Data entries for graphics:
** BEGIN **

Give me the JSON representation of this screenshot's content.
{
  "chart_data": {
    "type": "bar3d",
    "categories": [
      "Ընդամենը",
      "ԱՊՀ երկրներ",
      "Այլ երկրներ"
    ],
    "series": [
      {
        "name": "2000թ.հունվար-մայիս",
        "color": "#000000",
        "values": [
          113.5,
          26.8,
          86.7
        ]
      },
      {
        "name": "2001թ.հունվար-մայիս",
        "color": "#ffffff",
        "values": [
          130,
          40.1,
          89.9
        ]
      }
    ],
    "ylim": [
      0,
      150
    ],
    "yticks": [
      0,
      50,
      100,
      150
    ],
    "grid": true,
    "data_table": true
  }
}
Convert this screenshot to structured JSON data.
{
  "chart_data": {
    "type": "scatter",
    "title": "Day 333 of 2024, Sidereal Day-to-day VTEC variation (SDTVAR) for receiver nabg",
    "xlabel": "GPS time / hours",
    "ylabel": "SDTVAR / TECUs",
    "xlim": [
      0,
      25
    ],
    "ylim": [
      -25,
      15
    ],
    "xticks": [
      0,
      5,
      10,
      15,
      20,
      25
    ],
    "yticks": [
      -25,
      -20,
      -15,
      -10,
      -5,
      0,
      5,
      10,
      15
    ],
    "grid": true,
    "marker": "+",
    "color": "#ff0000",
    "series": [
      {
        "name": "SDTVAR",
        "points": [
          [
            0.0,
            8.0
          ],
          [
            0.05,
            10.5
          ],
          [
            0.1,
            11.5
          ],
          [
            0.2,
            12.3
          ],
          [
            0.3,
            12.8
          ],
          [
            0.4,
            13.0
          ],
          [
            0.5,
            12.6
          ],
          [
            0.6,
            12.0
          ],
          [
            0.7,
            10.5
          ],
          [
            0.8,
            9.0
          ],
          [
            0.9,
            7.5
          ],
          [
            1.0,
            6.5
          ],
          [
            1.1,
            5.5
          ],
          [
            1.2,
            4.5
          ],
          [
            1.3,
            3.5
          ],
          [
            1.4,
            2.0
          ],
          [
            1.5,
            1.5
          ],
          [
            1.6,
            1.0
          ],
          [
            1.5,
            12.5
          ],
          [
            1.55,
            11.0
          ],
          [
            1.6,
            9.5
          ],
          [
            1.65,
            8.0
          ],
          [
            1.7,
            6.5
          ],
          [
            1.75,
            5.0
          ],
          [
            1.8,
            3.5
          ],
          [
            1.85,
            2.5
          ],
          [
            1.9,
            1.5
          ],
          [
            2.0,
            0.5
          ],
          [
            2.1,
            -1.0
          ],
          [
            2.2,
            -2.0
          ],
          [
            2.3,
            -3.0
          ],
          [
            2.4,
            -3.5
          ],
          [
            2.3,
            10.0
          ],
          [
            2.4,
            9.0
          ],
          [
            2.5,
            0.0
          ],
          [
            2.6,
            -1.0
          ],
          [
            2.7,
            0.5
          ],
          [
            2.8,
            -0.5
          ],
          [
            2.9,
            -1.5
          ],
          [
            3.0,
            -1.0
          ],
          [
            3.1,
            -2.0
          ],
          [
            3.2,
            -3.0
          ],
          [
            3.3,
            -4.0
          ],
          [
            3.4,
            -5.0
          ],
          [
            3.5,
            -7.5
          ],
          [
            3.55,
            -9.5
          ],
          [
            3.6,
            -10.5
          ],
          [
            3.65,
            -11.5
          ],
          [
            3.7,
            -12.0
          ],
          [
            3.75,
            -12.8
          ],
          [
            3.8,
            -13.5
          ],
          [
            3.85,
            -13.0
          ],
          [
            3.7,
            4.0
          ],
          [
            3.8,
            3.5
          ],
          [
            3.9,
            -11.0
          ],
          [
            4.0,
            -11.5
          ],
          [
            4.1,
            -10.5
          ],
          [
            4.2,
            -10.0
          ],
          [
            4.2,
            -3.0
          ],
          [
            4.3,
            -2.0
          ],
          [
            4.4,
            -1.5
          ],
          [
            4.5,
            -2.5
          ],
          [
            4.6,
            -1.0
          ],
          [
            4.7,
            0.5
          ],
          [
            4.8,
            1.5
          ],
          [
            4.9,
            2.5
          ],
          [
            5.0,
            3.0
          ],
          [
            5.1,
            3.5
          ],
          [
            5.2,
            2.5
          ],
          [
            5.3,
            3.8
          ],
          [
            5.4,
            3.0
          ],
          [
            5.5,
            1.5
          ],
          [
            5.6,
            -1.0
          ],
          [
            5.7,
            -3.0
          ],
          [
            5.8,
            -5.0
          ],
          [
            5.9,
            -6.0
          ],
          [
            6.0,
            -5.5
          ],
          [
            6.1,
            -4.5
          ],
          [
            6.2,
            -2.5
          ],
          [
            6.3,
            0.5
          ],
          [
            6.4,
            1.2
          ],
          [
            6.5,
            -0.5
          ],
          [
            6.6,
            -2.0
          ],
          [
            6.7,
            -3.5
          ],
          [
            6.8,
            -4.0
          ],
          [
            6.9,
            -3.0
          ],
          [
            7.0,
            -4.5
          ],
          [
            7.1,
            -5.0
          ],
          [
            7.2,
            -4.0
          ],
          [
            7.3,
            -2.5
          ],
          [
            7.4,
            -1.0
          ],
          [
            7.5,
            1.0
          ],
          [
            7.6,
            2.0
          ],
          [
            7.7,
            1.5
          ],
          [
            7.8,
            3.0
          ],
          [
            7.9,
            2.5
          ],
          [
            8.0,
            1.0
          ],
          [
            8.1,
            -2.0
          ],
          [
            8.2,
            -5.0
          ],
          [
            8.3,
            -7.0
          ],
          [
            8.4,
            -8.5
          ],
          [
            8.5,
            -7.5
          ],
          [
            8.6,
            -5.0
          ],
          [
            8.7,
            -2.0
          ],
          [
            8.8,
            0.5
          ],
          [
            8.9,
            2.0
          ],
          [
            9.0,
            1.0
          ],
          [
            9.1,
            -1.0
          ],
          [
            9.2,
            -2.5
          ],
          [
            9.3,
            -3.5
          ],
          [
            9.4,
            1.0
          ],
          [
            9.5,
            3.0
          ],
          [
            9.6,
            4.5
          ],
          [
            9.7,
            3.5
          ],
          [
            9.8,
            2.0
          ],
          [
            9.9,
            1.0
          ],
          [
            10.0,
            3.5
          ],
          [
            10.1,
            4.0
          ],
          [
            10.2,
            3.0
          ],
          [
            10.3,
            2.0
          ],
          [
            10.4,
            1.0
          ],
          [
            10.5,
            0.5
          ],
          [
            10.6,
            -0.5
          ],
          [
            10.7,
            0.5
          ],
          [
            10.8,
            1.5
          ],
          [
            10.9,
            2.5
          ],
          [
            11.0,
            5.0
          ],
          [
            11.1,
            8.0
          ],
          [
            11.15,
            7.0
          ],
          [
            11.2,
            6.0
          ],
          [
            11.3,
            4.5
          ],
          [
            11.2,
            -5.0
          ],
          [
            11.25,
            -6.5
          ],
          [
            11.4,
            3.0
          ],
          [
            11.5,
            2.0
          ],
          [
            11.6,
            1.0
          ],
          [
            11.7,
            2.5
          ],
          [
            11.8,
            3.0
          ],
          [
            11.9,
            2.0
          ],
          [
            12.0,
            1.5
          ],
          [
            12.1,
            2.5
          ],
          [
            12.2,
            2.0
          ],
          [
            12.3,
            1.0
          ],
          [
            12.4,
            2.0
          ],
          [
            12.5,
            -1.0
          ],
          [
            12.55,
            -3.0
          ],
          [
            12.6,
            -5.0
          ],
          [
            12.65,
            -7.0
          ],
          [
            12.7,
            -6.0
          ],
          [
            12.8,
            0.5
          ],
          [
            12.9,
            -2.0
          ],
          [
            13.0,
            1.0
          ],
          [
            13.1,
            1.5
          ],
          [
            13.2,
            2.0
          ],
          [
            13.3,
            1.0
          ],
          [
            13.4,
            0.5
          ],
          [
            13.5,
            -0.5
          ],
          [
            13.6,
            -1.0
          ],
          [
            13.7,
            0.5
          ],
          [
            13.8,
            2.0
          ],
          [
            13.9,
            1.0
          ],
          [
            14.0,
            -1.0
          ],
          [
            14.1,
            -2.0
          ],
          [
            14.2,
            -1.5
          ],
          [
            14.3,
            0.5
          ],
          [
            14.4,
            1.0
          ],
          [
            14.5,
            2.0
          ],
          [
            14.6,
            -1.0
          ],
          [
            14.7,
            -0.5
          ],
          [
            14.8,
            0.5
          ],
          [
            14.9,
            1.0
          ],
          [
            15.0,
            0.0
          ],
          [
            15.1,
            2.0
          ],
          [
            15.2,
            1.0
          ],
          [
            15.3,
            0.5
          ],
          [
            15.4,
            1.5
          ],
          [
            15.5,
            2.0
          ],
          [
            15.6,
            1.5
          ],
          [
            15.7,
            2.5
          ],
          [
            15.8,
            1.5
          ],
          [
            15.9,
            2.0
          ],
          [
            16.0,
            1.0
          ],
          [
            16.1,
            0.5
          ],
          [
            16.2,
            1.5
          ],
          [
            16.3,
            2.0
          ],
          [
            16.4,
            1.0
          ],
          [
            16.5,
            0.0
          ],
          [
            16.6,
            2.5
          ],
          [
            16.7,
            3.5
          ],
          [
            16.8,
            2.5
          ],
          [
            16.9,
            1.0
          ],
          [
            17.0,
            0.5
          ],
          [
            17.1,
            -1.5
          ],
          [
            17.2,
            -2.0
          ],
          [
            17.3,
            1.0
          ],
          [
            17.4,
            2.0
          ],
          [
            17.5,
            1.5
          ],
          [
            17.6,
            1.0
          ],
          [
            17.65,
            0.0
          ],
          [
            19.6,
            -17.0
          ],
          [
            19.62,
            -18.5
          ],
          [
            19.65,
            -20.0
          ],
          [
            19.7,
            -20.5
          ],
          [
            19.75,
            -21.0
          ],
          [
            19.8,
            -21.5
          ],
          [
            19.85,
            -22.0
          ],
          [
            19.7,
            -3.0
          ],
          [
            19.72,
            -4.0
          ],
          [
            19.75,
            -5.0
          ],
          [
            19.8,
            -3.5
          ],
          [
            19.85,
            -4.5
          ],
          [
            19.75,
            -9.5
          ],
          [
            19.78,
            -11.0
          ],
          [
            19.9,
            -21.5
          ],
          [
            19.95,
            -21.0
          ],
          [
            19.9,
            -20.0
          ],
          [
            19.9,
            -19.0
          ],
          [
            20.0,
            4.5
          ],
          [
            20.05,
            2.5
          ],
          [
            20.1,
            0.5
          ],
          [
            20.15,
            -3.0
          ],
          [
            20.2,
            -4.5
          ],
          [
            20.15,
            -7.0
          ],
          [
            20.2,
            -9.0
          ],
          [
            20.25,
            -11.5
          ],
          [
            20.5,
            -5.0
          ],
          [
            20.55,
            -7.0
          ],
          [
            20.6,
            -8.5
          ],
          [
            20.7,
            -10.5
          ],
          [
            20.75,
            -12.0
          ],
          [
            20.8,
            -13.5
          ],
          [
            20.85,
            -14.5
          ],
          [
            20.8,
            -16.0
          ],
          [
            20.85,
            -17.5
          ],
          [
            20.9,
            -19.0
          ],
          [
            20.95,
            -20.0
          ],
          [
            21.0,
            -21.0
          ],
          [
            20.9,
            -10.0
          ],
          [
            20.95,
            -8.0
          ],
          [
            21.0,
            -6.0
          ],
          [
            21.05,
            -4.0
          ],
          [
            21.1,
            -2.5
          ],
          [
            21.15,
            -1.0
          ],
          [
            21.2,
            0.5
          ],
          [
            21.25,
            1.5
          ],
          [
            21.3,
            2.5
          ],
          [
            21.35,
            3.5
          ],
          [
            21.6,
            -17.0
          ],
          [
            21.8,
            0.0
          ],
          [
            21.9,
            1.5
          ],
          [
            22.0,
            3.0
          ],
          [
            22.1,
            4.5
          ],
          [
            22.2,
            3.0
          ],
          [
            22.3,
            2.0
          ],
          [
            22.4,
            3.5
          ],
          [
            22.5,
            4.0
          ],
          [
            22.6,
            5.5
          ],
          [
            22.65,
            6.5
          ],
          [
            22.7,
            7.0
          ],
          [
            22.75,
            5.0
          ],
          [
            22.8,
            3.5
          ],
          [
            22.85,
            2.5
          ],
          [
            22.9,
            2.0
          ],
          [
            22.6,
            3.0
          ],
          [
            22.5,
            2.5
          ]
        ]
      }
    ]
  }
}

** END **

Work required: Show all lines from the listing above in which "մայիս" appears.

Worked answer:
        "name": "2000թ.հունվար-մայիս",
        "name": "2001թ.հունվար-մայիս",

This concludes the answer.